▸ Problem to work on:
Reproduce the part of the passage on AI-driven social engineering below from "The new threat" to "been attacking people.", word for word.
::: Excerpt :::
AI changed the economics of attacking. Convincing, personalised, multilingual social engineering used to take effort; now it's cheap and automated — and the 2025 numbers show it.
It helps to be clear about what actually changed, because it isn't some new class of unstoppable attack. The techniques are the same ones defenders have always faced: phishing, pretexting, impersonation. What changed is the cost curve. Crafting a flawless, personalised lure in perfect English — or any of a dozen languages — used to take a skilled human real time. Now it's a cheap, instant, infinitely repeatable API call. When the marginal cost of a convincing attack drops to near zero, attackers simply send far more of them, far better targeted.
The new threat landscape
- An estimated 80%+ of phishing now uses AI in some form, and AI-generated phishing achieves a 54% click-through rate versus 12% for traditional campaigns.
- Deepfake incidents rose ~680% year over year; deepfake-driven phishing climbed over 310% between 2023 and 2025.
- 87% of organisations report experiencing an AI-driven cyberattack in the past year; the average AI-powered breach costs $5.72 million.
The uncomfortable truth: the cheapest, most scalable use of generative AI so far has been attacking people.
That 54%-versus-12% gap is the number to sit with. The old advice — "look for the typos, the awkward grammar, the generic greeting" — was training people to spot the cheapness of the attack. AI removed the cheapness. The tells are gone. A finance clerk who once would have paused at a clumsy "Dear Valued Employee" now gets a fluent, context-aware message that references a real project, in their manager's writing style, at a plausible moment in the month.
::: Record set :::
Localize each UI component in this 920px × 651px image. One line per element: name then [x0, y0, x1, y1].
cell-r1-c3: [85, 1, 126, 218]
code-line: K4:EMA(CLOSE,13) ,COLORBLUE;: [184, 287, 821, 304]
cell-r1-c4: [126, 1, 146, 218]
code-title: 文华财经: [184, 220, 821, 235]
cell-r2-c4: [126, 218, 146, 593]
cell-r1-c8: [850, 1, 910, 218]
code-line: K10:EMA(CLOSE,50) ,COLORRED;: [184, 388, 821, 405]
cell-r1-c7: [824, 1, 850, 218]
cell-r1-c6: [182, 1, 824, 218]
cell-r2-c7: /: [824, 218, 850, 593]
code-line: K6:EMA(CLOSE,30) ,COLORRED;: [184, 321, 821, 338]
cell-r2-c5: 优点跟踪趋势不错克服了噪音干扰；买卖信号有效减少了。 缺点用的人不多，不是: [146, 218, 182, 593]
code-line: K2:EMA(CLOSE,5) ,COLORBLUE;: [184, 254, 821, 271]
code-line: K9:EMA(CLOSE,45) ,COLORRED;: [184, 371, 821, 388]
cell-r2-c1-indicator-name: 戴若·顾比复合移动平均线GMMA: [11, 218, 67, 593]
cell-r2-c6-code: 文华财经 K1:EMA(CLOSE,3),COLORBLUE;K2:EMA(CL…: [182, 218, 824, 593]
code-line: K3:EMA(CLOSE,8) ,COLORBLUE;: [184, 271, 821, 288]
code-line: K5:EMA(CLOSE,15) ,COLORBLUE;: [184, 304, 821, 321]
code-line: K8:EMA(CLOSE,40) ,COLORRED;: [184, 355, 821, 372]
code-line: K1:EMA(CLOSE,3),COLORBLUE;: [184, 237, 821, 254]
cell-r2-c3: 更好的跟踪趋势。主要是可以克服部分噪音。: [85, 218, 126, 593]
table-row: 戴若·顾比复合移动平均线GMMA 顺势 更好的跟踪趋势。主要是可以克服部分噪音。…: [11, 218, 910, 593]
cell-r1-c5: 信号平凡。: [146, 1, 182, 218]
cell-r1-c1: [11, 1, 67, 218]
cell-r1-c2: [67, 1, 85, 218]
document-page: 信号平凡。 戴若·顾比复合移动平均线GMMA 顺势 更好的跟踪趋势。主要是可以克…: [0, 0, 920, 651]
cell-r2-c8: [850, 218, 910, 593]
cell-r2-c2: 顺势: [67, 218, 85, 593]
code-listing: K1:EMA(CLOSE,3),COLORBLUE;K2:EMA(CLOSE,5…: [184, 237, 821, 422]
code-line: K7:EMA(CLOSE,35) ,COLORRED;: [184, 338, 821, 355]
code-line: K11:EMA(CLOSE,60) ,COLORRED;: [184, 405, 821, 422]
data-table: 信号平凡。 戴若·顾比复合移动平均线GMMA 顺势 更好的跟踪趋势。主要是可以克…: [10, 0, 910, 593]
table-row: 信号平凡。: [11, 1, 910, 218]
:::
▸ Exercise answer:
The new threat landscape
- An estimated 80%+ of phishing now uses AI in some form, and AI-generated phishing achieves a 54% click-through rate versus 12% for traditional campaigns.
- Deepfake incidents rose ~680% year over year; deepfake-driven phishing climbed over 310% between 2023 and 2025.
- 87% of organisations report experiencing an AI-driven cyberattack in the past year; the average AI-powered breach costs $5.72 million.
The uncomfortable truth: the cheapest, most scalable use of generative AI so far has been attacking people.